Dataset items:
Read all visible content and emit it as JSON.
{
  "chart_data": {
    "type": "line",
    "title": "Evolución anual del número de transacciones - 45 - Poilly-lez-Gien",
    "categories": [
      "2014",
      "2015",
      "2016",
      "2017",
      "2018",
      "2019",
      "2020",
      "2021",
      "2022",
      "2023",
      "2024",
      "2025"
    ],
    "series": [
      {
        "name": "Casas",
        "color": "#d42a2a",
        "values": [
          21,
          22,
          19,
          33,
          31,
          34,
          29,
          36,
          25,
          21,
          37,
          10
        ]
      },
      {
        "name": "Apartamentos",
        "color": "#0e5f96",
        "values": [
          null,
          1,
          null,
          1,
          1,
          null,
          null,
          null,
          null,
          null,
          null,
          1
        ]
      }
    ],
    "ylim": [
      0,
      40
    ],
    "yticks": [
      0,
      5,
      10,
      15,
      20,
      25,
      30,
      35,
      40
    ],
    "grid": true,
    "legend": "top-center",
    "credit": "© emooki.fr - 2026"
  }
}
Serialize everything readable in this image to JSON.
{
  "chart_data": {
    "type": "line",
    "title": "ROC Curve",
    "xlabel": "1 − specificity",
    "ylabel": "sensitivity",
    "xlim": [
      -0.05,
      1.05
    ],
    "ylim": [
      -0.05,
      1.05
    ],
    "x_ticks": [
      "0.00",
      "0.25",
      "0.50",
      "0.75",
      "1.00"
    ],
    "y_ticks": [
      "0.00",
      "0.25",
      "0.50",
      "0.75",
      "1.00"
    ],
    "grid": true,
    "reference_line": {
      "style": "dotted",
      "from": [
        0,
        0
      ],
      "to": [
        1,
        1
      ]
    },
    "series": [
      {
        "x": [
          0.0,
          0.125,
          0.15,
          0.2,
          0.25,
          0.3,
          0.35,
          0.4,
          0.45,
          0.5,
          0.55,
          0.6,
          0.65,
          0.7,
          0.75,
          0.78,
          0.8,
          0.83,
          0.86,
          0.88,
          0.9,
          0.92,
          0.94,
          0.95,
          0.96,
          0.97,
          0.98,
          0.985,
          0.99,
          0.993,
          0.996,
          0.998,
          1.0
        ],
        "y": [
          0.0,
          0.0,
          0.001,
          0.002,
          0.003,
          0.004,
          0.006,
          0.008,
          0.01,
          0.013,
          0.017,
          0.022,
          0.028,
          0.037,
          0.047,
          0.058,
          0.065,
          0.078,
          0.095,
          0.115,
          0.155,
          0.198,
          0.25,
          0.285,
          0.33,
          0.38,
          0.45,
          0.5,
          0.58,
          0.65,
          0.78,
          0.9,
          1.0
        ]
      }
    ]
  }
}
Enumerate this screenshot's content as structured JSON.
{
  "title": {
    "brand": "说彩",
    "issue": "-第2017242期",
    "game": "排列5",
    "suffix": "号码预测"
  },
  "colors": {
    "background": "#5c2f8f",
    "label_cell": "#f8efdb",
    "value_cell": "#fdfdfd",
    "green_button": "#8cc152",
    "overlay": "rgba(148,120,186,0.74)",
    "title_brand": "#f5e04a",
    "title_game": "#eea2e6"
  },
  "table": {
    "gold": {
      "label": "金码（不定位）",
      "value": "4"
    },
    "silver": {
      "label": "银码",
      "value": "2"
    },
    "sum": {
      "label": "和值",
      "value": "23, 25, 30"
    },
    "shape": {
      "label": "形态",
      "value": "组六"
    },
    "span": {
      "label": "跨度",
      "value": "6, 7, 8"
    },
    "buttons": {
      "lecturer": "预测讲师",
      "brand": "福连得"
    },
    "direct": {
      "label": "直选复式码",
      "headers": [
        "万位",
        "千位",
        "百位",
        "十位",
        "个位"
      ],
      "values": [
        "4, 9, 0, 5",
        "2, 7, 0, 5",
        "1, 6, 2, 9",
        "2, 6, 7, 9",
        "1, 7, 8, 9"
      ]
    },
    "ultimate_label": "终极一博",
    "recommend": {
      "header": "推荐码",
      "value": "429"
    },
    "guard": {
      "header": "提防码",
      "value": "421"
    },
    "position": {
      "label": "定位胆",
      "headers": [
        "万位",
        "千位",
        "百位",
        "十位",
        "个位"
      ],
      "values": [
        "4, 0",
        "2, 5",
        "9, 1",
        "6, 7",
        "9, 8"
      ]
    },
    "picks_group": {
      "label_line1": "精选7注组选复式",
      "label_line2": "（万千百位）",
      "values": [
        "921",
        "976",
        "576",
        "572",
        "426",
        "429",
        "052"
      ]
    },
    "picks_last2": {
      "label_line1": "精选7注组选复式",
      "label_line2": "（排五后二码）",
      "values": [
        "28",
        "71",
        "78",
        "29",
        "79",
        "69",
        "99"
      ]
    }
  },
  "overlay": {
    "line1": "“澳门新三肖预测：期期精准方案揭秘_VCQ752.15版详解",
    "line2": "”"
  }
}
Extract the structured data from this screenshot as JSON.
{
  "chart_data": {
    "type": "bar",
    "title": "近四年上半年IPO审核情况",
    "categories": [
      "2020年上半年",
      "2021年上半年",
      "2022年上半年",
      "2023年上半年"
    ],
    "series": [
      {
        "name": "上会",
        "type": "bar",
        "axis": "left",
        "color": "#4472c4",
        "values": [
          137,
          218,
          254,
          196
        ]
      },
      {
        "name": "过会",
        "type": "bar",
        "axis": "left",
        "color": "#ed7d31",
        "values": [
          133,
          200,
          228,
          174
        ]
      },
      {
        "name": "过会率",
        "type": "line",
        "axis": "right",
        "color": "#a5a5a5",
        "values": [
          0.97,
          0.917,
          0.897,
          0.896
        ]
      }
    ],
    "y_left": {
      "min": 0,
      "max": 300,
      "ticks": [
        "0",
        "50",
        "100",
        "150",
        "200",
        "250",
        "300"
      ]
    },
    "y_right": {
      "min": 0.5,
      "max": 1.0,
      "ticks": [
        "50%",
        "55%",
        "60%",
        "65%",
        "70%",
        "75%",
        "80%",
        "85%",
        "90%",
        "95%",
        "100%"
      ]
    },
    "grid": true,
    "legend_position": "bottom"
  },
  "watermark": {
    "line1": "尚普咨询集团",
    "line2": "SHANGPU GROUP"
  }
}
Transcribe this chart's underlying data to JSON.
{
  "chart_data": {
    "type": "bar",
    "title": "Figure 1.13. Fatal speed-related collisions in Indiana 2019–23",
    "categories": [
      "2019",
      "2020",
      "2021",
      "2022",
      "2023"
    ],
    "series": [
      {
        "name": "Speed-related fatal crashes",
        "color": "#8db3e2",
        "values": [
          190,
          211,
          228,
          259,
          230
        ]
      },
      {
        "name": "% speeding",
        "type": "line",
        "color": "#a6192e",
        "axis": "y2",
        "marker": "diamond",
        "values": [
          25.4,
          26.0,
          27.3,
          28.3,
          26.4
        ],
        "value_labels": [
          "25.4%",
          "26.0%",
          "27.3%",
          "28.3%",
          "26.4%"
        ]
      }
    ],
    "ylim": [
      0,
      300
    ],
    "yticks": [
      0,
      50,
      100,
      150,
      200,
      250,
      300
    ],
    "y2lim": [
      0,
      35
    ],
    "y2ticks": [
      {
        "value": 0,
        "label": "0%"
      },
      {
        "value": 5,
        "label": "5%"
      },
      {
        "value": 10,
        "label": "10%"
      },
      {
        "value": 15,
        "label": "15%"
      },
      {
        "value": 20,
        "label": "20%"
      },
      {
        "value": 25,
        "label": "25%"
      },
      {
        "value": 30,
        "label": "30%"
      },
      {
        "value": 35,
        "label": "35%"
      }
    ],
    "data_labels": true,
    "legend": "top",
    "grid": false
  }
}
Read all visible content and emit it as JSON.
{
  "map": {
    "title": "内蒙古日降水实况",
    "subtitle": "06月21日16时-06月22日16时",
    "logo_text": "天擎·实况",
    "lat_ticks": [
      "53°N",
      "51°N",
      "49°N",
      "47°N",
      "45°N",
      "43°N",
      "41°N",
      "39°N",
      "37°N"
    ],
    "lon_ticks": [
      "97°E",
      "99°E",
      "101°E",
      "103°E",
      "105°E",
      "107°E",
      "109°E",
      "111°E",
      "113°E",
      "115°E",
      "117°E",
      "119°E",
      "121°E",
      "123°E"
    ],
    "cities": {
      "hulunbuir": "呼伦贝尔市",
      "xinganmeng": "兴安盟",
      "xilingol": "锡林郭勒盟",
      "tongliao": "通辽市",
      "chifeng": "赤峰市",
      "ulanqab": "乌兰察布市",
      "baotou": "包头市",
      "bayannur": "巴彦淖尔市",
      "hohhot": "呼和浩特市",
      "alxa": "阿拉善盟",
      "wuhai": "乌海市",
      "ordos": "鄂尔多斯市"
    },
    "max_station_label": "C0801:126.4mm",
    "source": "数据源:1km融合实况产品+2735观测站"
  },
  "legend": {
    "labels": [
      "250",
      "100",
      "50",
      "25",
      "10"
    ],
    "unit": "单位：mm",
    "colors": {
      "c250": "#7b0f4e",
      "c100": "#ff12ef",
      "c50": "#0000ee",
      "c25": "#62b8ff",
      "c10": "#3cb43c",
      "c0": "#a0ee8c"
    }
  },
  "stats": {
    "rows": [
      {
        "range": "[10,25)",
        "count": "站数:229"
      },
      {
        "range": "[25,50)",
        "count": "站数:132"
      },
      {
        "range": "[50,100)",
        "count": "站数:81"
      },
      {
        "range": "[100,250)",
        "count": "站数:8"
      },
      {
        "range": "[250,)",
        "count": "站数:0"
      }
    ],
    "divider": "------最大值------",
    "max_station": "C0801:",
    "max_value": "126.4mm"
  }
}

## Goal
Select and copy every line of the listing with the word "this".

## The answer
Serialize everything readable in this image to JSON.
Enumerate this screenshot's content as structured JSON.
Extract the structured data from this screenshot as JSON.
Transcribe this chart's underlying data to JSON.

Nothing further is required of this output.